(A block of data)

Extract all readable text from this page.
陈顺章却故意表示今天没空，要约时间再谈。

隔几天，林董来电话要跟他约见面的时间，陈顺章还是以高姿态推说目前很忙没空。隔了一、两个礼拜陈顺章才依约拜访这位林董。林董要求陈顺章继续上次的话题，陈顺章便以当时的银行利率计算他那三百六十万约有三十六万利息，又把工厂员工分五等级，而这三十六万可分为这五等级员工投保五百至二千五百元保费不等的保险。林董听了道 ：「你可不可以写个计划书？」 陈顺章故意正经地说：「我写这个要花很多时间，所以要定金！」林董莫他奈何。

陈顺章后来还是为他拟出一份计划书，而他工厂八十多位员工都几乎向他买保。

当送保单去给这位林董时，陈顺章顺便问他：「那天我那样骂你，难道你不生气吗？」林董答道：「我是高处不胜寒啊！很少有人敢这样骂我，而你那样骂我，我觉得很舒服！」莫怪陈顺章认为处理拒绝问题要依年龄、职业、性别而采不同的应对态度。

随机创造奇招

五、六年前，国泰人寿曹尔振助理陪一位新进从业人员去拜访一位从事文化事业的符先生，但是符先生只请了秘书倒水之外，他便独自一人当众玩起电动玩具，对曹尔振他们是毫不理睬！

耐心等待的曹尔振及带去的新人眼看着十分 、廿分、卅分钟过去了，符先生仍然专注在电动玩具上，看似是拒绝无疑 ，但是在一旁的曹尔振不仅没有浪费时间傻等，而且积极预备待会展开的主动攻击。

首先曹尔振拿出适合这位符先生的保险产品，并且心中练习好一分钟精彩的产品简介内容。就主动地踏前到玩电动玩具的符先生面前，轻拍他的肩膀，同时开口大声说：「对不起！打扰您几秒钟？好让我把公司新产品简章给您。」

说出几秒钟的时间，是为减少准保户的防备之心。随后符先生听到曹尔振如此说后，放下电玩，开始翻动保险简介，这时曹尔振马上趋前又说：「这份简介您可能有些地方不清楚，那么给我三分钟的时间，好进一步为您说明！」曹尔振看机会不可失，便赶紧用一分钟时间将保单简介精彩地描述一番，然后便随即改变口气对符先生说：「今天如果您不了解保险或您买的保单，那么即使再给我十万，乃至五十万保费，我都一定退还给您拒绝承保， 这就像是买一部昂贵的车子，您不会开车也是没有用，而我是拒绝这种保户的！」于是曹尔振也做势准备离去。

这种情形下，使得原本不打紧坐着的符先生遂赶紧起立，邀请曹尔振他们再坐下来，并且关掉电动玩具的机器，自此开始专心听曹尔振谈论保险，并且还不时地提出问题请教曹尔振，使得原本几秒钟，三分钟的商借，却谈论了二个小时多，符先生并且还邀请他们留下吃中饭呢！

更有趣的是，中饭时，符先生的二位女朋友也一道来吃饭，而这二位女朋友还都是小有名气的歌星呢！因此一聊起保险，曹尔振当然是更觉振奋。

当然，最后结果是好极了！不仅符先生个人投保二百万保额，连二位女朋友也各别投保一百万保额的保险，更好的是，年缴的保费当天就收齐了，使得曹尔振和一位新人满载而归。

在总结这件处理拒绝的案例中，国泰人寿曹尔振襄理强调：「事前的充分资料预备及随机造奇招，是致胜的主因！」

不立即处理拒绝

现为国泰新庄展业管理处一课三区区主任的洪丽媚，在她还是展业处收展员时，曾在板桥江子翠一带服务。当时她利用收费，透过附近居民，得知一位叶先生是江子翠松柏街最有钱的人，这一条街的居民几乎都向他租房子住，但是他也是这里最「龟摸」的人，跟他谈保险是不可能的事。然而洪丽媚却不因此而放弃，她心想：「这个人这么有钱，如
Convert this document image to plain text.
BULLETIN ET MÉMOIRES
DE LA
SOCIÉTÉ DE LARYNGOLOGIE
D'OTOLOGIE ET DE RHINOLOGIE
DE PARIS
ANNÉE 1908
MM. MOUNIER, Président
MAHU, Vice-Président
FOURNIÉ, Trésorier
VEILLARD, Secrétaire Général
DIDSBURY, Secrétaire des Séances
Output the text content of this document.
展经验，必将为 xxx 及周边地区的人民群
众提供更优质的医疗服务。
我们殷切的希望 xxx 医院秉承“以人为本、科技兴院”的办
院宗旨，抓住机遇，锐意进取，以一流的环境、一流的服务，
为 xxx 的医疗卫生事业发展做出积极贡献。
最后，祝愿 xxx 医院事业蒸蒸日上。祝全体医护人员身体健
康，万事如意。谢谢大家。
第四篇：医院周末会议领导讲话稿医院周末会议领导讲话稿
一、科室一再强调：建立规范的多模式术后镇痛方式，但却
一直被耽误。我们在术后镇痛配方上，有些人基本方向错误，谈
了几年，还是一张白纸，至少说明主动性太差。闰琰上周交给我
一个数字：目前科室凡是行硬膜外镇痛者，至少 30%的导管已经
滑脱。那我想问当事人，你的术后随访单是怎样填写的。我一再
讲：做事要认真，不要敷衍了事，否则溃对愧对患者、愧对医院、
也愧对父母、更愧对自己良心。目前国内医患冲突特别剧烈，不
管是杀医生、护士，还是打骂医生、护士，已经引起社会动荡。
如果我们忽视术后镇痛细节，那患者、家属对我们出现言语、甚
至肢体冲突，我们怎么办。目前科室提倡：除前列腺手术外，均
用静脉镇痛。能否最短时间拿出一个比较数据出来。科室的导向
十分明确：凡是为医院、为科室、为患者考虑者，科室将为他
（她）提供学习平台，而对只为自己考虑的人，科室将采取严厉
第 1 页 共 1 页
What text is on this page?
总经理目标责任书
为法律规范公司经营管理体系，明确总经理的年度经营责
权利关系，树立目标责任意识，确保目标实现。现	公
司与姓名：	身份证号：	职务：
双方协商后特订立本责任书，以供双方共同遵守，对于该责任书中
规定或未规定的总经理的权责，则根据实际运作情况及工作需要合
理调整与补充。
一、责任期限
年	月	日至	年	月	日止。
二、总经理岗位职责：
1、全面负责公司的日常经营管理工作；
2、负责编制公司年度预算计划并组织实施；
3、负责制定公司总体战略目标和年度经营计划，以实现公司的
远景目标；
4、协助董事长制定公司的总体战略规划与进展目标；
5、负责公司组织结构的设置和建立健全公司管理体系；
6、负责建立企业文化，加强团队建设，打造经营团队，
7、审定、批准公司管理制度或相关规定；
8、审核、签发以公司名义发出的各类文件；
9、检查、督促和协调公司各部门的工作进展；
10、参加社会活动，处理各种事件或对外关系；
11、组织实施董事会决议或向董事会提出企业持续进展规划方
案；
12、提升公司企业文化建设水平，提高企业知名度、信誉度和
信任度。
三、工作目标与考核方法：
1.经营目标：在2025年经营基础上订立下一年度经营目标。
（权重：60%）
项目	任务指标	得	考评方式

▶ **WORK INSTRUCTIONS**
Tell how many lines hold the string "Président", giving the number and nothing else.

▶ **RESPONSE**
2